▼
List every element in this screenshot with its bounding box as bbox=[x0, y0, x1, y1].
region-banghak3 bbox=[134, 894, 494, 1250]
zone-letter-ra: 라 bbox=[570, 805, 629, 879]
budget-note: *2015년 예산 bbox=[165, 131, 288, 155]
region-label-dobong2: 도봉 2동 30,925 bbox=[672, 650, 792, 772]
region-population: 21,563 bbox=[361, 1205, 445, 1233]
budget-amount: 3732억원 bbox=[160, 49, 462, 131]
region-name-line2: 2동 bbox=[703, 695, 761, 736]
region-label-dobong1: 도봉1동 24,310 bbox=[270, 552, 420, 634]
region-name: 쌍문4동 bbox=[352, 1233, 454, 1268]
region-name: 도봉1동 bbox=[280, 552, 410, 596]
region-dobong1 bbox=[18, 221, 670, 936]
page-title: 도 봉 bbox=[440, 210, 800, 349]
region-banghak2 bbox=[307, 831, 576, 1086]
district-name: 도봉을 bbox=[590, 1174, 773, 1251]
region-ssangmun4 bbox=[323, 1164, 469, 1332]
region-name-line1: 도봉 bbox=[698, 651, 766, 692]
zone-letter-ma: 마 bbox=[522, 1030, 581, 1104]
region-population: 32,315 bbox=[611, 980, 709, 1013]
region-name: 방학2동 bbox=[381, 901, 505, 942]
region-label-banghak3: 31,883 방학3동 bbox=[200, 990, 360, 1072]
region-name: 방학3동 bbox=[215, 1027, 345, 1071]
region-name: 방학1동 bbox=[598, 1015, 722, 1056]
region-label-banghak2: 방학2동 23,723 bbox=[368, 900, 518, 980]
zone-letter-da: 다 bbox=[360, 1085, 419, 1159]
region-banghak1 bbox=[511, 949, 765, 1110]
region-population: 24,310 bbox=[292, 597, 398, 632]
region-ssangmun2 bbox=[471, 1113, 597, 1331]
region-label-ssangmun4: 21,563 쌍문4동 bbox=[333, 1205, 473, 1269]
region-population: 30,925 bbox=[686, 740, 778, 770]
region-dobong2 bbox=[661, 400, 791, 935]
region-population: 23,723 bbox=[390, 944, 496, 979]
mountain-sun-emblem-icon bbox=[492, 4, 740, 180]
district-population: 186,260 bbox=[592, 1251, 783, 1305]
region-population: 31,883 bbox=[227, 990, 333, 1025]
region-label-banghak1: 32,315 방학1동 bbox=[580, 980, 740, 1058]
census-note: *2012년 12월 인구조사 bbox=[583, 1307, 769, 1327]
▲
### GOAL OF THE EXERCISE
Reproduce every line of the items above verbatim, preserving each character, number, and line break without alteration.

### OUTPUT OF THE EXERCISE
List every element in this screenshot with its bounding box as bbox=[x0, y0, x1, y1].
region-banghak3 bbox=[134, 894, 494, 1250]
zone-letter-ra: 라 bbox=[570, 805, 629, 879]
budget-note: *2015년 예산 bbox=[165, 131, 288, 155]
region-label-dobong2: 도봉 2동 30,925 bbox=[672, 650, 792, 772]
region-population: 21,563 bbox=[361, 1205, 445, 1233]
budget-amount: 3732억원 bbox=[160, 49, 462, 131]
region-name-line2: 2동 bbox=[703, 695, 761, 736]
region-label-dobong1: 도봉1동 24,310 bbox=[270, 552, 420, 634]
region-name: 쌍문4동 bbox=[352, 1233, 454, 1268]
region-name: 도봉1동 bbox=[280, 552, 410, 596]
region-dobong1 bbox=[18, 221, 670, 936]
page-title: 도 봉 bbox=[440, 210, 800, 349]
region-banghak2 bbox=[307, 831, 576, 1086]
district-name: 도봉을 bbox=[590, 1174, 773, 1251]
region-ssangmun4 bbox=[323, 1164, 469, 1332]
region-name-line1: 도봉 bbox=[698, 651, 766, 692]
zone-letter-ma: 마 bbox=[522, 1030, 581, 1104]
region-population: 32,315 bbox=[611, 980, 709, 1013]
region-name: 방학2동 bbox=[381, 901, 505, 942]
region-label-banghak3: 31,883 방학3동 bbox=[200, 990, 360, 1072]
region-name: 방학3동 bbox=[215, 1027, 345, 1071]
region-name: 방학1동 bbox=[598, 1015, 722, 1056]
region-label-banghak2: 방학2동 23,723 bbox=[368, 900, 518, 980]
zone-letter-da: 다 bbox=[360, 1085, 419, 1159]
region-banghak1 bbox=[511, 949, 765, 1110]
region-population: 24,310 bbox=[292, 597, 398, 632]
region-ssangmun2 bbox=[471, 1113, 597, 1331]
region-label-ssangmun4: 21,563 쌍문4동 bbox=[333, 1205, 473, 1269]
region-population: 30,925 bbox=[686, 740, 778, 770]
region-dobong2 bbox=[661, 400, 791, 935]
region-population: 23,723 bbox=[390, 944, 496, 979]
mountain-sun-emblem-icon bbox=[492, 4, 740, 180]
district-population: 186,260 bbox=[592, 1251, 783, 1305]
region-population: 31,883 bbox=[227, 990, 333, 1025]
region-label-banghak1: 32,315 방학1동 bbox=[580, 980, 740, 1058]
census-note: *2012년 12월 인구조사 bbox=[583, 1307, 769, 1327]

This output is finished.